[THE EXERCISE]
Please quote only the lines that start at the one with "Convert this document image to plain text." and go on to the last line of the data, both ends kept.

┌─ RECORDED INFORMATION

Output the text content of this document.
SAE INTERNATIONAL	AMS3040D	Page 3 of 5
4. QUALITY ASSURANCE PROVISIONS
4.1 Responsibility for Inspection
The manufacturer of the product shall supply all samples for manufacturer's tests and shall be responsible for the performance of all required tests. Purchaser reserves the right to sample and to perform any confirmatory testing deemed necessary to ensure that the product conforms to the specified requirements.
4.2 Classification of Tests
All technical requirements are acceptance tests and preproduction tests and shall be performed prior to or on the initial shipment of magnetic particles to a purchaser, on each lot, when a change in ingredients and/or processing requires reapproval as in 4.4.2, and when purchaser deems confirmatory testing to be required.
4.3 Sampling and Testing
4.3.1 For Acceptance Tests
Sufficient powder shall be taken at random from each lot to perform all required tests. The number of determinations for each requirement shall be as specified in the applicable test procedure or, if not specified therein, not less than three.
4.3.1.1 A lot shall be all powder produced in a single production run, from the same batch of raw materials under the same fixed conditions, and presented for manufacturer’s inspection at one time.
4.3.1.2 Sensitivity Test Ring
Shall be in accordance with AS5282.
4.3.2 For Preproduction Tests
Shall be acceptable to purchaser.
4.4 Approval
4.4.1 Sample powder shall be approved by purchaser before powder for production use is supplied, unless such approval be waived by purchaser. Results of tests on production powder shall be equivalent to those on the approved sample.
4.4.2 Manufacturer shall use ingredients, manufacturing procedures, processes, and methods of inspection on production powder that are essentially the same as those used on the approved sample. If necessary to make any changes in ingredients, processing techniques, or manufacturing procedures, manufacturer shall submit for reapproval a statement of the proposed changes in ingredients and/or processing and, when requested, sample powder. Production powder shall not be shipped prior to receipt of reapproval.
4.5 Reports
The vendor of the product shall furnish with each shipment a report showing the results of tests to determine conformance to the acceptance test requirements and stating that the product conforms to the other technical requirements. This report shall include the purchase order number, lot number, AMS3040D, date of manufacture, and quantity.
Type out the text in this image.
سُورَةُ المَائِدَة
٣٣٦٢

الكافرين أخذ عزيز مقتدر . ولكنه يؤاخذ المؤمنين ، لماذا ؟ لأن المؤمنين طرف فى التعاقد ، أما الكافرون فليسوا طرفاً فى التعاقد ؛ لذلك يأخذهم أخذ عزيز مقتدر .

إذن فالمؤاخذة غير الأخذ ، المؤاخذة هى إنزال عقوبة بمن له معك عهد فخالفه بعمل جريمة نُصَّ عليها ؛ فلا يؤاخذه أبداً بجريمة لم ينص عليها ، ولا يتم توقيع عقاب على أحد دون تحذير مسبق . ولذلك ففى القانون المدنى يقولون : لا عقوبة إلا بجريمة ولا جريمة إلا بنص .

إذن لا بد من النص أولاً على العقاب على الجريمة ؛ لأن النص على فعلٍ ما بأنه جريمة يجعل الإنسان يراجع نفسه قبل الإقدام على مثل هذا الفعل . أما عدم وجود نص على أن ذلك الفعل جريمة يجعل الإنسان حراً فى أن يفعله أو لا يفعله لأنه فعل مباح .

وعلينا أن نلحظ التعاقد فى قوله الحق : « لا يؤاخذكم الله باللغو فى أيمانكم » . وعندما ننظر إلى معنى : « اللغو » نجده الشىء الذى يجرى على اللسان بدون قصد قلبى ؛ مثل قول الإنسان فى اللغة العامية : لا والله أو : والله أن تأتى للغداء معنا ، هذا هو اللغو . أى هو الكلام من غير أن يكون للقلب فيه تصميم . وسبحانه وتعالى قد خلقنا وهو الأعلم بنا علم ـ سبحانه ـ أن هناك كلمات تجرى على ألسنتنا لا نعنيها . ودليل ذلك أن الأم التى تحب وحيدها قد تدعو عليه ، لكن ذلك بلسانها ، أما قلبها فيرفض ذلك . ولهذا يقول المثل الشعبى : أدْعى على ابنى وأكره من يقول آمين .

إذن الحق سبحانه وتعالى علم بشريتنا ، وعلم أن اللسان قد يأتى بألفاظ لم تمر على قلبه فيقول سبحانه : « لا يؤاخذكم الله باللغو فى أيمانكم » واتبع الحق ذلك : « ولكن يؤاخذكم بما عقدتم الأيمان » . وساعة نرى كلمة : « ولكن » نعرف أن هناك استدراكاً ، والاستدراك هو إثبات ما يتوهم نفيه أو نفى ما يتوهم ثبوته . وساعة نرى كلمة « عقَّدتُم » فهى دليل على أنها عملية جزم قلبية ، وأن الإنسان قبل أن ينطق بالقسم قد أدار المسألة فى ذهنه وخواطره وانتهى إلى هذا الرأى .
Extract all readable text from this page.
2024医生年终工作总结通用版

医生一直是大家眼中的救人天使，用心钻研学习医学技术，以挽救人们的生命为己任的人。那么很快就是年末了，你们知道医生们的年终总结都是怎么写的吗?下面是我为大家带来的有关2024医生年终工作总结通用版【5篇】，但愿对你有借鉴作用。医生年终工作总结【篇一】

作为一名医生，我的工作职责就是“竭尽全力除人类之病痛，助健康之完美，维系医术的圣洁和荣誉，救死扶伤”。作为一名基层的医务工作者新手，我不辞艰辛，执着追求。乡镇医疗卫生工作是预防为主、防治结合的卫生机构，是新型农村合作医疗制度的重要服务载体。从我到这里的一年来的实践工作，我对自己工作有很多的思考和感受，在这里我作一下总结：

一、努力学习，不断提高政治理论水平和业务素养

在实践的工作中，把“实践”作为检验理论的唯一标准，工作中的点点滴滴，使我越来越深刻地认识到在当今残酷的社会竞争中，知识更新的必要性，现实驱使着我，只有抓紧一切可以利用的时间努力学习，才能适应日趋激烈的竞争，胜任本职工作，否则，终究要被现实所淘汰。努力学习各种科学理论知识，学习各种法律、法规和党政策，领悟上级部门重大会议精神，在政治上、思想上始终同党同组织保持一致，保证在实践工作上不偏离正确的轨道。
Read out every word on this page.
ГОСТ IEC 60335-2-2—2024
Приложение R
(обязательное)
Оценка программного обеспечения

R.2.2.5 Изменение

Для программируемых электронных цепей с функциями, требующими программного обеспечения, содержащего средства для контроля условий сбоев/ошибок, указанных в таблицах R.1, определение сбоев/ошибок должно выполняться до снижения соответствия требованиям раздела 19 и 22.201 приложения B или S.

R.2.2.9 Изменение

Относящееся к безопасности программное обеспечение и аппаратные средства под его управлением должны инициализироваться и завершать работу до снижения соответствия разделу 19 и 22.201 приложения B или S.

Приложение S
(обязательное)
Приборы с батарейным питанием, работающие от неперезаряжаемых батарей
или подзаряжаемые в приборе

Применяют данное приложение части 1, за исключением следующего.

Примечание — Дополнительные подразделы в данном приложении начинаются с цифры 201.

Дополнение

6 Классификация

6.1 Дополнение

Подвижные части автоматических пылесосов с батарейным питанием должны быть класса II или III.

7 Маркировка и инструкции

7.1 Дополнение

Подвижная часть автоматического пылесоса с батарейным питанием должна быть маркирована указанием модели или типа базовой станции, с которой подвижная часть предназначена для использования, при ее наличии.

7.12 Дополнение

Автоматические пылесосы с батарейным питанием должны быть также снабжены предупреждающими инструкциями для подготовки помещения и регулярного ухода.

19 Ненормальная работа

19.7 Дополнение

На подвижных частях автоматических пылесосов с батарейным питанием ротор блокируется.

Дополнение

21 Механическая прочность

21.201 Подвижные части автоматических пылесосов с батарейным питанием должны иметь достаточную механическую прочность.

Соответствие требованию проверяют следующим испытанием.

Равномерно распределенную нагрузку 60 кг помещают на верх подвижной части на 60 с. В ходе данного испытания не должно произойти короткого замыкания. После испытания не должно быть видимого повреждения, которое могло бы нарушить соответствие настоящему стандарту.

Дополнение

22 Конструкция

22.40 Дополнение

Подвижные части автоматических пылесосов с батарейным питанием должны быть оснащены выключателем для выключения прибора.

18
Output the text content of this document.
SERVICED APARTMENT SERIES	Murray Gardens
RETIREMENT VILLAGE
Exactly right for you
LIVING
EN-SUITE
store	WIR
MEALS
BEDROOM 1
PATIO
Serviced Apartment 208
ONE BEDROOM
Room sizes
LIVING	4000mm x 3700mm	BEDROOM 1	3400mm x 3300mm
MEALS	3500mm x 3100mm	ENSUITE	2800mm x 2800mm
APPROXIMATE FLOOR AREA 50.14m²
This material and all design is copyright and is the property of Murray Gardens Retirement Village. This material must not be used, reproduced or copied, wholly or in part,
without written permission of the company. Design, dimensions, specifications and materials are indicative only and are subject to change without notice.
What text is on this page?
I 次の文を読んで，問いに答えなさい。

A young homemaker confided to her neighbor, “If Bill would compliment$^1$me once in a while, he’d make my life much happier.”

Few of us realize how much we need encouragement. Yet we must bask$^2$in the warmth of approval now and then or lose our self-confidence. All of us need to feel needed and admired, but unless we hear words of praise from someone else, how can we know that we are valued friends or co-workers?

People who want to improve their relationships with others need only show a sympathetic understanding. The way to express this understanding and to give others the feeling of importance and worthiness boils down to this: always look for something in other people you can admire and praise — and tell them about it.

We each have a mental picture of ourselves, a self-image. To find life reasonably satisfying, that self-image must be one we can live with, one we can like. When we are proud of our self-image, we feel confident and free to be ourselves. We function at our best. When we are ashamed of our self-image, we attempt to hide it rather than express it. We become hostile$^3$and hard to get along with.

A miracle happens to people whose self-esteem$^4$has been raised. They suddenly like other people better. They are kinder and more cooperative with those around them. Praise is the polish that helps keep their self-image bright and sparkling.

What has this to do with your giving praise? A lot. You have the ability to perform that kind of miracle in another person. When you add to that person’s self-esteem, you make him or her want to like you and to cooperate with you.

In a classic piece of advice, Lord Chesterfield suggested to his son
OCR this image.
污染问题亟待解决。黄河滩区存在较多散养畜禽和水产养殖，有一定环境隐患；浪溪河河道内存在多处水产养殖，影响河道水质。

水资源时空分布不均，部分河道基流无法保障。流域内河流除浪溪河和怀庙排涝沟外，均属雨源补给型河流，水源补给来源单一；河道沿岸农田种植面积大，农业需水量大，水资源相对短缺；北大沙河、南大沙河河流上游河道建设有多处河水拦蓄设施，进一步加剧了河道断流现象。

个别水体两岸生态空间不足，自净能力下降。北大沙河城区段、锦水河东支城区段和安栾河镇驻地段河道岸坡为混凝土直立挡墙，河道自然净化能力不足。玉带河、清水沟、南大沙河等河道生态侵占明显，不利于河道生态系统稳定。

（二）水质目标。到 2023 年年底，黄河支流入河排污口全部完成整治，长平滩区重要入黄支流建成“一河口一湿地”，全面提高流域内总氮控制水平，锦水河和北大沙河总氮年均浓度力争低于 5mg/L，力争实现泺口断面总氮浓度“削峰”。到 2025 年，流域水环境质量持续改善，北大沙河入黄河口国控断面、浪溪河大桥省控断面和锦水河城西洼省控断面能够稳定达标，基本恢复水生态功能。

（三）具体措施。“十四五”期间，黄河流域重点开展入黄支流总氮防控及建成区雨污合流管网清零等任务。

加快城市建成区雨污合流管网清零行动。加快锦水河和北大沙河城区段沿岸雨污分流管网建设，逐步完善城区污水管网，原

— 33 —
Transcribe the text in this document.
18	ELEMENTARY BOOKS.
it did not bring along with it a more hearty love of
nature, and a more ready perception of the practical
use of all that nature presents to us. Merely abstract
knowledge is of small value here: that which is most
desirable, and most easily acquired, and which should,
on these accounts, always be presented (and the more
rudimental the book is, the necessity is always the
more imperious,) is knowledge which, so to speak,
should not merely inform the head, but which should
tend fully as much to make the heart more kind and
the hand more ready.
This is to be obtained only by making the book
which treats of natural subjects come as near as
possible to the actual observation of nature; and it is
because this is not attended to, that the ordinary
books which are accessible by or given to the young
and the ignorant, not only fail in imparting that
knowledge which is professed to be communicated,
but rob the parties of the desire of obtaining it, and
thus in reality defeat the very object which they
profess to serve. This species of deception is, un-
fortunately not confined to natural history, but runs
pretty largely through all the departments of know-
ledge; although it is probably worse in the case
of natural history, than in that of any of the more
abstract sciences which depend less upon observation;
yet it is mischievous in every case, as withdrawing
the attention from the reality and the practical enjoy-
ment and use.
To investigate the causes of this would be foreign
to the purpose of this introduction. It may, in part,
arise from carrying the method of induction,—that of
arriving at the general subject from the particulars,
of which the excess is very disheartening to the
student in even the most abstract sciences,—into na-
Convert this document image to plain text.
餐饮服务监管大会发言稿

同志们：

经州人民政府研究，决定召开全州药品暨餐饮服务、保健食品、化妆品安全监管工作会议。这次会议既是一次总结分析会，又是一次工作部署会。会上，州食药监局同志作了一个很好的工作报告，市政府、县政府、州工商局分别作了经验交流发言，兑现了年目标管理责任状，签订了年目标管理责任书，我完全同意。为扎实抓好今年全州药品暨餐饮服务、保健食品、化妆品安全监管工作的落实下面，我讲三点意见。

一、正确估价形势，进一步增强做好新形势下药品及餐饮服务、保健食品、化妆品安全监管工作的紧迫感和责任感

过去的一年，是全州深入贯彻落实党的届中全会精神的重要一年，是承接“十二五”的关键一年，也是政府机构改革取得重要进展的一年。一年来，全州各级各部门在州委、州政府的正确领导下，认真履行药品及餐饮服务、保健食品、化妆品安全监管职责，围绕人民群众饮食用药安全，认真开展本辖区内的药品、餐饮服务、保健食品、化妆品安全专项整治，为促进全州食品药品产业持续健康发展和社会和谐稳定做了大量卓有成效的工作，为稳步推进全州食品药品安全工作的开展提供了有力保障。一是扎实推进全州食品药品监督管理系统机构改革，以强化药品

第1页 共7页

└─

[WRITTEN RESPONSE]
Convert this document image to plain text.
餐饮服务监管大会发言稿

同志们：

经州人民政府研究，决定召开全州药品暨餐饮服务、保健食品、化妆品安全监管工作会议。这次会议既是一次总结分析会，又是一次工作部署会。会上，州食药监局同志作了一个很好的工作报告，市政府、县政府、州工商局分别作了经验交流发言，兑现了年目标管理责任状，签订了年目标管理责任书，我完全同意。为扎实抓好今年全州药品暨餐饮服务、保健食品、化妆品安全监管工作的落实下面，我讲三点意见。

一、正确估价形势，进一步增强做好新形势下药品及餐饮服务、保健食品、化妆品安全监管工作的紧迫感和责任感

过去的一年，是全州深入贯彻落实党的届中全会精神的重要一年，是承接“十二五”的关键一年，也是政府机构改革取得重要进展的一年。一年来，全州各级各部门在州委、州政府的正确领导下，认真履行药品及餐饮服务、保健食品、化妆品安全监管职责，围绕人民群众饮食用药安全，认真开展本辖区内的药品、餐饮服务、保健食品、化妆品安全专项整治，为促进全州食品药品产业持续健康发展和社会和谐稳定做了大量卓有成效的工作，为稳步推进全州食品药品安全工作的开展提供了有力保障。一是扎实推进全州食品药品监督管理系统机构改革，以强化药品

第1页 共7页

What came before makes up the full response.